** START **

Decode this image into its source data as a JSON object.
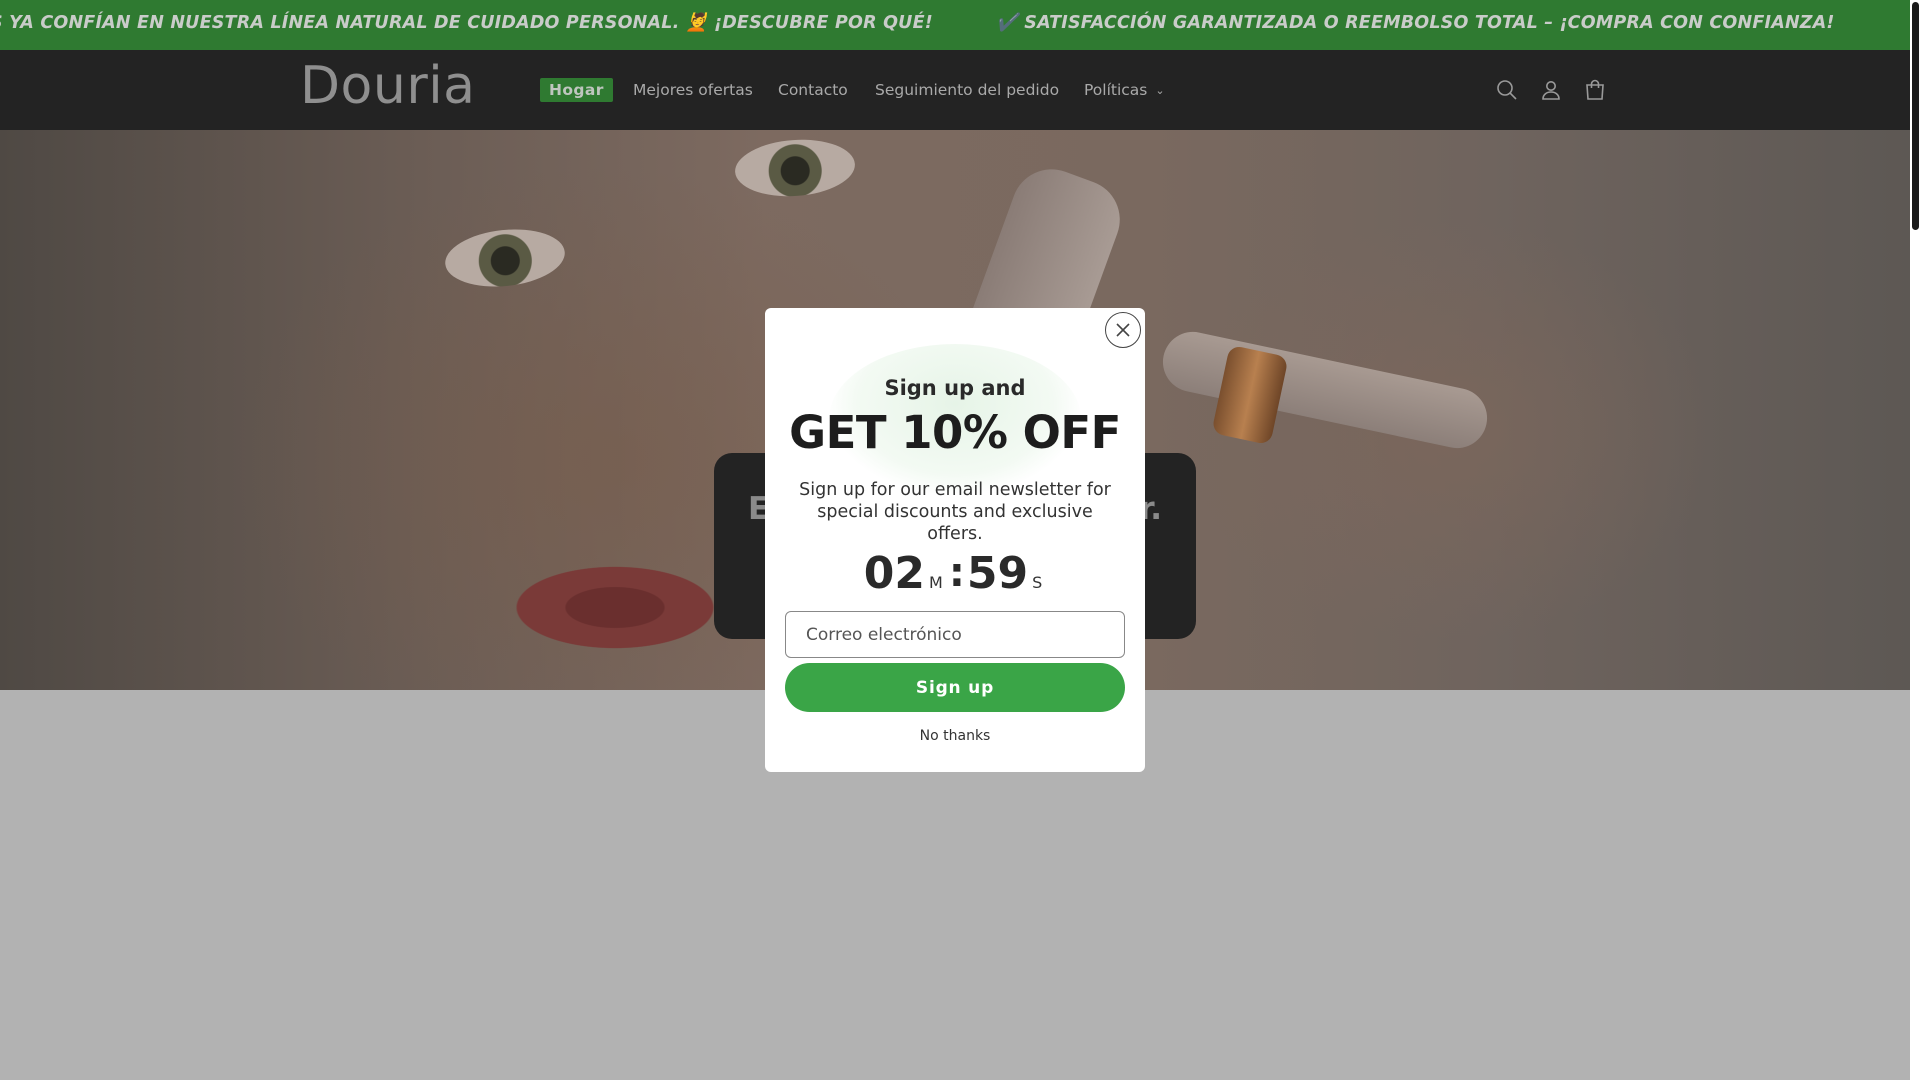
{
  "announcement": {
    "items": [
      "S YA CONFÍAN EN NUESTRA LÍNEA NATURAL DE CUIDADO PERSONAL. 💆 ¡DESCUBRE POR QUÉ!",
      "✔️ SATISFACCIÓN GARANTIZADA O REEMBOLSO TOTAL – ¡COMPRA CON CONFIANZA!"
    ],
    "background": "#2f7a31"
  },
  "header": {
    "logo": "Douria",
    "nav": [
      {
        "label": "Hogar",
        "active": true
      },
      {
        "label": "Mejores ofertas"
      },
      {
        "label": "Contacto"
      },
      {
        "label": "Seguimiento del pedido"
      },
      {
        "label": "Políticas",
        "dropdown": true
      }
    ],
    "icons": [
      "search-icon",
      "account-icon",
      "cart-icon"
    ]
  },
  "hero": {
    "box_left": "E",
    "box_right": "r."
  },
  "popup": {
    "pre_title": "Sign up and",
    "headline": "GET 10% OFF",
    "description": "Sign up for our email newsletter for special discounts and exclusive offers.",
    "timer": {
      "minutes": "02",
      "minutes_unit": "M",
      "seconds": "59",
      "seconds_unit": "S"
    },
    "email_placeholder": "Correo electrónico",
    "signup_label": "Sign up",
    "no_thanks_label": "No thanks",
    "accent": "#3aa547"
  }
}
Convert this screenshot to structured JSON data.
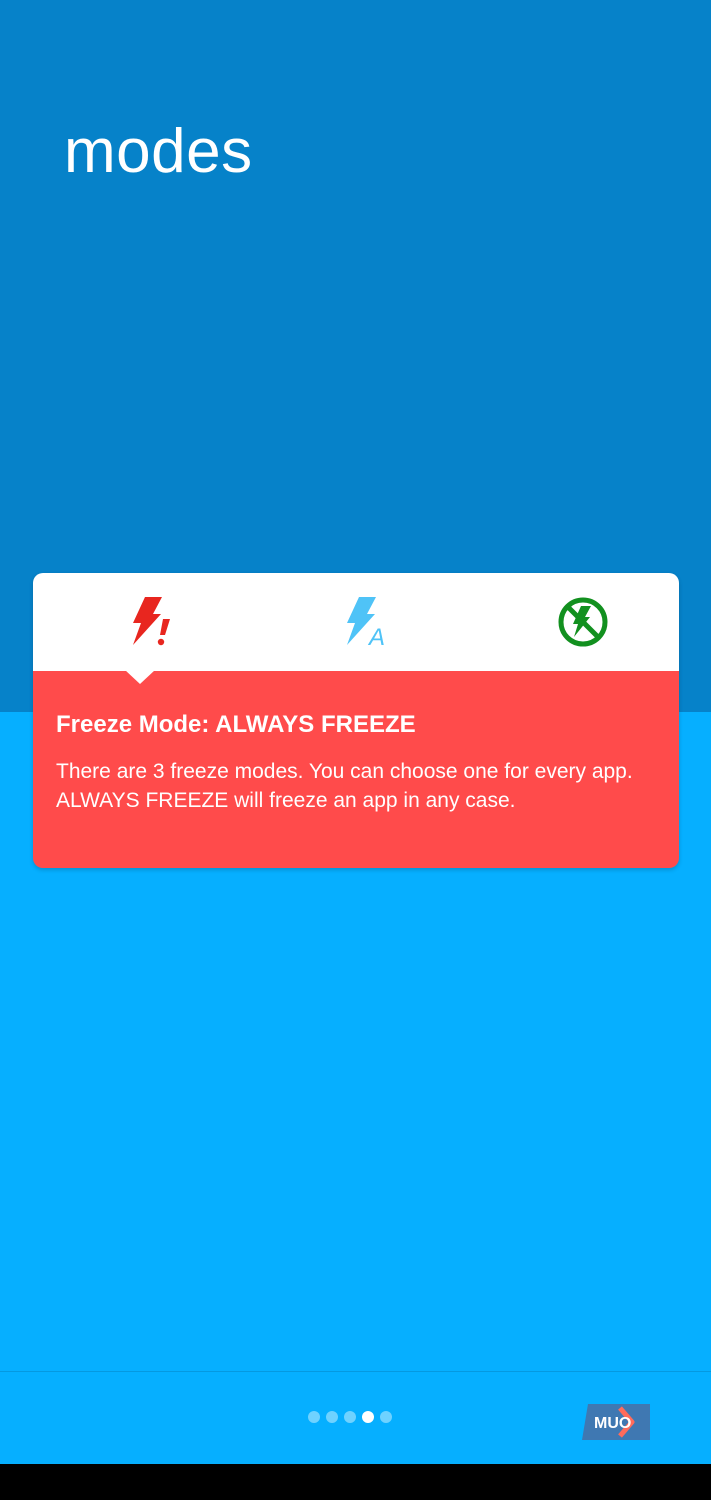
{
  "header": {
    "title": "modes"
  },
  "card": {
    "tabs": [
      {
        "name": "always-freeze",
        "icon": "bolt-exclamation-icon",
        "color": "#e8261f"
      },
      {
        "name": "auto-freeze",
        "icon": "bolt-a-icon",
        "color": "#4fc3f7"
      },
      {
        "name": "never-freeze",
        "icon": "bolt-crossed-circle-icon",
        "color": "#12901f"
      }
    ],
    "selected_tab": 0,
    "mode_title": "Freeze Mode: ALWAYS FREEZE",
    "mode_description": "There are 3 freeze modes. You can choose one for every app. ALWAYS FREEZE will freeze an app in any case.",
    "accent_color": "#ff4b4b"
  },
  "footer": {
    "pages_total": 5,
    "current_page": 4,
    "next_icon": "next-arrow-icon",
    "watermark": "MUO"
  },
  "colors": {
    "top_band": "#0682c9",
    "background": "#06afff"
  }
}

** END **

Exercise prompt:
Transcribe the preceding listing in its entirety and with exact wording, leaving out pictures.

Final result:
Decode this image into its source data as a JSON object.
{
  "announcement": {
    "items": [
      "S YA CONFÍAN EN NUESTRA LÍNEA NATURAL DE CUIDADO PERSONAL. 💆 ¡DESCUBRE POR QUÉ!",
      "✔️ SATISFACCIÓN GARANTIZADA O REEMBOLSO TOTAL – ¡COMPRA CON CONFIANZA!"
    ],
    "background": "#2f7a31"
  },
  "header": {
    "logo": "Douria",
    "nav": [
      {
        "label": "Hogar",
        "active": true
      },
      {
        "label": "Mejores ofertas"
      },
      {
        "label": "Contacto"
      },
      {
        "label": "Seguimiento del pedido"
      },
      {
        "label": "Políticas",
        "dropdown": true
      }
    ],
    "icons": [
      "search-icon",
      "account-icon",
      "cart-icon"
    ]
  },
  "hero": {
    "box_left": "E",
    "box_right": "r."
  },
  "popup": {
    "pre_title": "Sign up and",
    "headline": "GET 10% OFF",
    "description": "Sign up for our email newsletter for special discounts and exclusive offers.",
    "timer": {
      "minutes": "02",
      "minutes_unit": "M",
      "seconds": "59",
      "seconds_unit": "S"
    },
    "email_placeholder": "Correo electrónico",
    "signup_label": "Sign up",
    "no_thanks_label": "No thanks",
    "accent": "#3aa547"
  }
}
Convert this screenshot to structured JSON data.
{
  "header": {
    "title": "modes"
  },
  "card": {
    "tabs": [
      {
        "name": "always-freeze",
        "icon": "bolt-exclamation-icon",
        "color": "#e8261f"
      },
      {
        "name": "auto-freeze",
        "icon": "bolt-a-icon",
        "color": "#4fc3f7"
      },
      {
        "name": "never-freeze",
        "icon": "bolt-crossed-circle-icon",
        "color": "#12901f"
      }
    ],
    "selected_tab": 0,
    "mode_title": "Freeze Mode: ALWAYS FREEZE",
    "mode_description": "There are 3 freeze modes. You can choose one for every app. ALWAYS FREEZE will freeze an app in any case.",
    "accent_color": "#ff4b4b"
  },
  "footer": {
    "pages_total": 5,
    "current_page": 4,
    "next_icon": "next-arrow-icon",
    "watermark": "MUO"
  },
  "colors": {
    "top_band": "#0682c9",
    "background": "#06afff"
  }
}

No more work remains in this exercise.